TASK TO CARRY OUT:
Gather every line in the records below that contains the word "JSON".

ENTRIES SUPPLIED:
────────────────────────────────────────
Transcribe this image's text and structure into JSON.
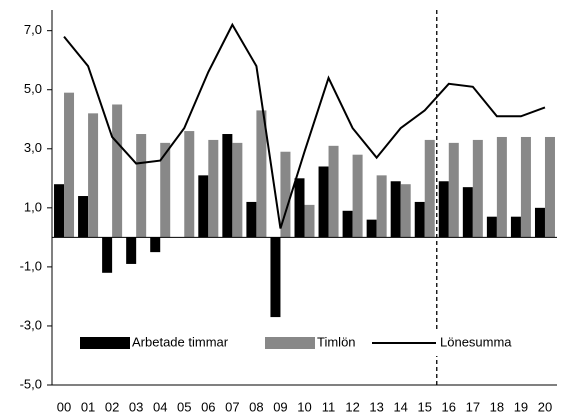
{
  "chart_data": {
    "type": "bar_line",
    "categories": [
      "00",
      "01",
      "02",
      "03",
      "04",
      "05",
      "06",
      "07",
      "08",
      "09",
      "10",
      "11",
      "12",
      "13",
      "14",
      "15",
      "16",
      "17",
      "18",
      "19",
      "20"
    ],
    "series": [
      {
        "name": "Arbetade timmar",
        "type": "bar",
        "color": "#000000",
        "values": [
          1.8,
          1.4,
          -1.2,
          -0.9,
          -0.5,
          0.0,
          2.1,
          3.5,
          1.2,
          -2.7,
          2.0,
          2.4,
          0.9,
          0.6,
          1.9,
          1.2,
          1.9,
          1.7,
          0.7,
          0.7,
          1.0
        ]
      },
      {
        "name": "Timlön",
        "type": "bar",
        "color": "#888888",
        "values": [
          4.9,
          4.2,
          4.5,
          3.5,
          3.2,
          3.6,
          3.3,
          3.2,
          4.3,
          2.9,
          1.1,
          3.1,
          2.8,
          2.1,
          1.8,
          3.3,
          3.2,
          3.3,
          3.4,
          3.4,
          3.4
        ]
      },
      {
        "name": "Lönesumma",
        "type": "line",
        "color": "#000000",
        "values": [
          6.8,
          5.8,
          3.4,
          2.5,
          2.6,
          3.7,
          5.6,
          7.2,
          5.8,
          0.3,
          2.9,
          5.4,
          3.7,
          2.7,
          3.7,
          4.3,
          5.2,
          5.1,
          4.1,
          4.1,
          4.4
        ]
      }
    ],
    "ylim": [
      -5,
      7.7
    ],
    "yticks": [
      {
        "value": -5,
        "label": "-5,0"
      },
      {
        "value": -3,
        "label": "-3,0"
      },
      {
        "value": -1,
        "label": "-1,0"
      },
      {
        "value": 1,
        "label": "1,0"
      },
      {
        "value": 3,
        "label": "3,0"
      },
      {
        "value": 5,
        "label": "5,0"
      },
      {
        "value": 7,
        "label": "7,0"
      }
    ],
    "divider": "16",
    "legend": "lower center"
  }
}
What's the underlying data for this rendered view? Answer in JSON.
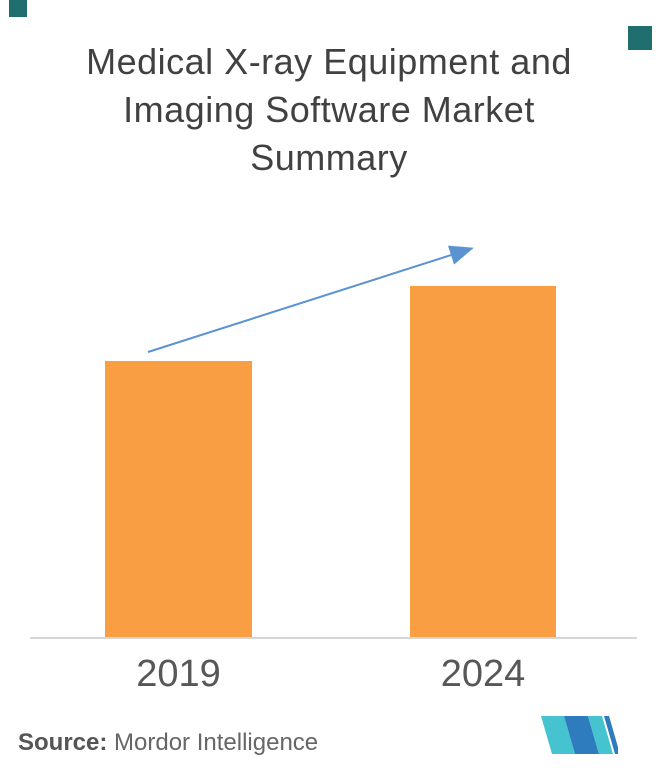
────────────────────────────────────────
THE RESPONSE:
Transcribe this image's text and structure into JSON.
What's the underlying data for this rendered view? Answer in JSON.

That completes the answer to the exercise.